# EXERCISE INSTRUCTIONS:
Print the listing below in its entirety, character for character.

# GIVEN RECORDS:
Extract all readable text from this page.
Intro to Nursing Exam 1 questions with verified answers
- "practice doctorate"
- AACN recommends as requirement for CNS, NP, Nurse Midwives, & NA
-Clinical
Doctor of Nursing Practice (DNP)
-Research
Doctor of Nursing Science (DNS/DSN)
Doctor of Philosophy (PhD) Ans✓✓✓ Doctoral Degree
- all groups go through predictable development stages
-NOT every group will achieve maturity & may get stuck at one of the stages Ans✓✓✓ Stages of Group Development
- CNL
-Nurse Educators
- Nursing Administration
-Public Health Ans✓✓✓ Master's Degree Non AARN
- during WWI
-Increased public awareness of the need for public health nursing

# TASK RESULT:
Extract all readable text from this page.
Intro to Nursing Exam 1 questions with verified answers
- "practice doctorate"
- AACN recommends as requirement for CNS, NP, Nurse Midwives, & NA
-Clinical
Doctor of Nursing Practice (DNP)
-Research
Doctor of Nursing Science (DNS/DSN)
Doctor of Philosophy (PhD) Ans✓✓✓ Doctoral Degree
- all groups go through predictable development stages
-NOT every group will achieve maturity & may get stuck at one of the stages Ans✓✓✓ Stages of Group Development
- CNL
-Nurse Educators
- Nursing Administration
-Public Health Ans✓✓✓ Master's Degree Non AARN
- during WWI
-Increased public awareness of the need for public health nursing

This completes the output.